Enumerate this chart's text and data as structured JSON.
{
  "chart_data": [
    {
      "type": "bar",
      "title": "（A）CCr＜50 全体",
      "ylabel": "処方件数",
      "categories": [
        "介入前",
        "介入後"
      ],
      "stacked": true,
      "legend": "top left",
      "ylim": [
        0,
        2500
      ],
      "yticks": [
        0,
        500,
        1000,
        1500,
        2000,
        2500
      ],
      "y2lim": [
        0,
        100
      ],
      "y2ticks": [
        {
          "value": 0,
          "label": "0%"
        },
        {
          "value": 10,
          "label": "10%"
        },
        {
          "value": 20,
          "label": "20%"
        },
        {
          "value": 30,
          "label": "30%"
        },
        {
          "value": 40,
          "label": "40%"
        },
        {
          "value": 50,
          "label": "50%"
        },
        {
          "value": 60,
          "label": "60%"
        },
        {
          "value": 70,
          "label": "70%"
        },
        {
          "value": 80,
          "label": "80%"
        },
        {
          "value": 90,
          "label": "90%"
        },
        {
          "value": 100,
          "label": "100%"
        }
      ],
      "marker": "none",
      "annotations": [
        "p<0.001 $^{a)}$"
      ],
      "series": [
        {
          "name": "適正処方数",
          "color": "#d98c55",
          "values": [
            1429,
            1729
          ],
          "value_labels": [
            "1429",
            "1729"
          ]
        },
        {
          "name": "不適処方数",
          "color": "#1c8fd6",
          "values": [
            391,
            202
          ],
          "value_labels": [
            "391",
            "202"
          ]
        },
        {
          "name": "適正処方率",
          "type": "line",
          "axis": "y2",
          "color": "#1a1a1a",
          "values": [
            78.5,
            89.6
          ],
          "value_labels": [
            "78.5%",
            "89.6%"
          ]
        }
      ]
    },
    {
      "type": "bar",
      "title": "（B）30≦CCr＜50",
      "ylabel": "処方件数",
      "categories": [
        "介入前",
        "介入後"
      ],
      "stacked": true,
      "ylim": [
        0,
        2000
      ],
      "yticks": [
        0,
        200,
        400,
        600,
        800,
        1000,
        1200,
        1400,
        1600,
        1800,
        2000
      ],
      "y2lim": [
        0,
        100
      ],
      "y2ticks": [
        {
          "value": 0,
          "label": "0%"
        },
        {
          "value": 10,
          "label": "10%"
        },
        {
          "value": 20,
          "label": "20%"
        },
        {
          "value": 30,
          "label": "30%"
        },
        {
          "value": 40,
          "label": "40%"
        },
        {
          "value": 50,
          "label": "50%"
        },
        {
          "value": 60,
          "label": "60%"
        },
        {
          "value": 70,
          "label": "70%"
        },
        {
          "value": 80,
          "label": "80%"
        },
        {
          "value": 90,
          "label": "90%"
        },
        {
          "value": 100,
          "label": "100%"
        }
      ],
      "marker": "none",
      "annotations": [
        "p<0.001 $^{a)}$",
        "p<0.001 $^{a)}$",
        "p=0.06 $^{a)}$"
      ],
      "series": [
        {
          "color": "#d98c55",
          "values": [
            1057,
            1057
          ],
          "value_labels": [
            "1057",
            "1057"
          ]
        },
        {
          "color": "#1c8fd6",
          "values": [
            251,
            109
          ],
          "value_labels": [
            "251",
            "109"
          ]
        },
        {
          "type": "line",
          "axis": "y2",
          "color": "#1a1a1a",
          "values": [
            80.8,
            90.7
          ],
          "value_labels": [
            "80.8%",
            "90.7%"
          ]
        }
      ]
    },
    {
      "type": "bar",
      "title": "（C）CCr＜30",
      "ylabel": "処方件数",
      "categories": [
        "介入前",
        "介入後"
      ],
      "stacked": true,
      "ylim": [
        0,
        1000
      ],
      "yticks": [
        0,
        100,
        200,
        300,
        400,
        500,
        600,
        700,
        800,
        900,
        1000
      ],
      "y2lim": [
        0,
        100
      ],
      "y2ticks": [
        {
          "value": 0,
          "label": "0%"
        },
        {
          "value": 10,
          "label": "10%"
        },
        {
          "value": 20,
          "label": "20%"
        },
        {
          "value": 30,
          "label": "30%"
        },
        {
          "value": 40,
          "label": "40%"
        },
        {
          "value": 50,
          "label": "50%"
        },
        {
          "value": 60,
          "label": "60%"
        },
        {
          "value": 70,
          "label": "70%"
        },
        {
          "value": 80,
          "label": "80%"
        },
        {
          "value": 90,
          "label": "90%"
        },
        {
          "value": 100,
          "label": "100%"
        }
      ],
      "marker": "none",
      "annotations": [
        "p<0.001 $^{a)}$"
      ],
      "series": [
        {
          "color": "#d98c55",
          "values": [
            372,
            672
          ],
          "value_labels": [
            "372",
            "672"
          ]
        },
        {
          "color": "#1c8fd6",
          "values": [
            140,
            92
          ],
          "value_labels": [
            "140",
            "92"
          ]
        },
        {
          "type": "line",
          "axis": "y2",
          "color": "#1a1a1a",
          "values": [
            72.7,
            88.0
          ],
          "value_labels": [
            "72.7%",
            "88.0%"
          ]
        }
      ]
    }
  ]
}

━━━━━━━━

WHAT YOU SHOULD DO: Print every record exactly as it was given.

CORRECT RESPONSE:
Enumerate this chart's text and data as structured JSON.
{
  "chart_data": [
    {
      "type": "bar",
      "title": "（A）CCr＜50 全体",
      "ylabel": "処方件数",
      "categories": [
        "介入前",
        "介入後"
      ],
      "stacked": true,
      "legend": "top left",
      "ylim": [
        0,
        2500
      ],
      "yticks": [
        0,
        500,
        1000,
        1500,
        2000,
        2500
      ],
      "y2lim": [
        0,
        100
      ],
      "y2ticks": [
        {
          "value": 0,
          "label": "0%"
        },
        {
          "value": 10,
          "label": "10%"
        },
        {
          "value": 20,
          "label": "20%"
        },
        {
          "value": 30,
          "label": "30%"
        },
        {
          "value": 40,
          "label": "40%"
        },
        {
          "value": 50,
          "label": "50%"
        },
        {
          "value": 60,
          "label": "60%"
        },
        {
          "value": 70,
          "label": "70%"
        },
        {
          "value": 80,
          "label": "80%"
        },
        {
          "value": 90,
          "label": "90%"
        },
        {
          "value": 100,
          "label": "100%"
        }
      ],
      "marker": "none",
      "annotations": [
        "p<0.001 $^{a)}$"
      ],
      "series": [
        {
          "name": "適正処方数",
          "color": "#d98c55",
          "values": [
            1429,
            1729
          ],
          "value_labels": [
            "1429",
            "1729"
          ]
        },
        {
          "name": "不適処方数",
          "color": "#1c8fd6",
          "values": [
            391,
            202
          ],
          "value_labels": [
            "391",
            "202"
          ]
        },
        {
          "name": "適正処方率",
          "type": "line",
          "axis": "y2",
          "color": "#1a1a1a",
          "values": [
            78.5,
            89.6
          ],
          "value_labels": [
            "78.5%",
            "89.6%"
          ]
        }
      ]
    },
    {
      "type": "bar",
      "title": "（B）30≦CCr＜50",
      "ylabel": "処方件数",
      "categories": [
        "介入前",
        "介入後"
      ],
      "stacked": true,
      "ylim": [
        0,
        2000
      ],
      "yticks": [
        0,
        200,
        400,
        600,
        800,
        1000,
        1200,
        1400,
        1600,
        1800,
        2000
      ],
      "y2lim": [
        0,
        100
      ],
      "y2ticks": [
        {
          "value": 0,
          "label": "0%"
        },
        {
          "value": 10,
          "label": "10%"
        },
        {
          "value": 20,
          "label": "20%"
        },
        {
          "value": 30,
          "label": "30%"
        },
        {
          "value": 40,
          "label": "40%"
        },
        {
          "value": 50,
          "label": "50%"
        },
        {
          "value": 60,
          "label": "60%"
        },
        {
          "value": 70,
          "label": "70%"
        },
        {
          "value": 80,
          "label": "80%"
        },
        {
          "value": 90,
          "label": "90%"
        },
        {
          "value": 100,
          "label": "100%"
        }
      ],
      "marker": "none",
      "annotations": [
        "p<0.001 $^{a)}$",
        "p<0.001 $^{a)}$",
        "p=0.06 $^{a)}$"
      ],
      "series": [
        {
          "color": "#d98c55",
          "values": [
            1057,
            1057
          ],
          "value_labels": [
            "1057",
            "1057"
          ]
        },
        {
          "color": "#1c8fd6",
          "values": [
            251,
            109
          ],
          "value_labels": [
            "251",
            "109"
          ]
        },
        {
          "type": "line",
          "axis": "y2",
          "color": "#1a1a1a",
          "values": [
            80.8,
            90.7
          ],
          "value_labels": [
            "80.8%",
            "90.7%"
          ]
        }
      ]
    },
    {
      "type": "bar",
      "title": "（C）CCr＜30",
      "ylabel": "処方件数",
      "categories": [
        "介入前",
        "介入後"
      ],
      "stacked": true,
      "ylim": [
        0,
        1000
      ],
      "yticks": [
        0,
        100,
        200,
        300,
        400,
        500,
        600,
        700,
        800,
        900,
        1000
      ],
      "y2lim": [
        0,
        100
      ],
      "y2ticks": [
        {
          "value": 0,
          "label": "0%"
        },
        {
          "value": 10,
          "label": "10%"
        },
        {
          "value": 20,
          "label": "20%"
        },
        {
          "value": 30,
          "label": "30%"
        },
        {
          "value": 40,
          "label": "40%"
        },
        {
          "value": 50,
          "label": "50%"
        },
        {
          "value": 60,
          "label": "60%"
        },
        {
          "value": 70,
          "label": "70%"
        },
        {
          "value": 80,
          "label": "80%"
        },
        {
          "value": 90,
          "label": "90%"
        },
        {
          "value": 100,
          "label": "100%"
        }
      ],
      "marker": "none",
      "annotations": [
        "p<0.001 $^{a)}$"
      ],
      "series": [
        {
          "color": "#d98c55",
          "values": [
            372,
            672
          ],
          "value_labels": [
            "372",
            "672"
          ]
        },
        {
          "color": "#1c8fd6",
          "values": [
            140,
            92
          ],
          "value_labels": [
            "140",
            "92"
          ]
        },
        {
          "type": "line",
          "axis": "y2",
          "color": "#1a1a1a",
          "values": [
            72.7,
            88.0
          ],
          "value_labels": [
            "72.7%",
            "88.0%"
          ]
        }
      ]
    }
  ]
}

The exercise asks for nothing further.